## Figure data in JSON
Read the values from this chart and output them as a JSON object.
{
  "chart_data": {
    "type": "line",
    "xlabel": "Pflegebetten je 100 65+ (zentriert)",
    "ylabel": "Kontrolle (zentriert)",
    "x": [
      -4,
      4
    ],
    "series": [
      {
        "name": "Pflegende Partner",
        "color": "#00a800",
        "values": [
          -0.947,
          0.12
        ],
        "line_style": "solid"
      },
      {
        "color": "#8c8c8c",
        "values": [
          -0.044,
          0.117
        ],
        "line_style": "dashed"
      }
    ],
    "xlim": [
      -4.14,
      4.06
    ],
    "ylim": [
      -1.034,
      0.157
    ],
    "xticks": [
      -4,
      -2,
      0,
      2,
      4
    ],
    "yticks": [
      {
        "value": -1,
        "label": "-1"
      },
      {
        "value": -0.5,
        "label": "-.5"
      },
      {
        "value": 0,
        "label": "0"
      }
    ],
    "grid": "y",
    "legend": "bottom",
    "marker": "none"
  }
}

## Objective
Go through the material and copy out every line with "zentriert" in it.

## Task output
    "xlabel": "Pflegebetten je 100 65+ (zentriert)",
    "ylabel": "Kontrolle (zentriert)",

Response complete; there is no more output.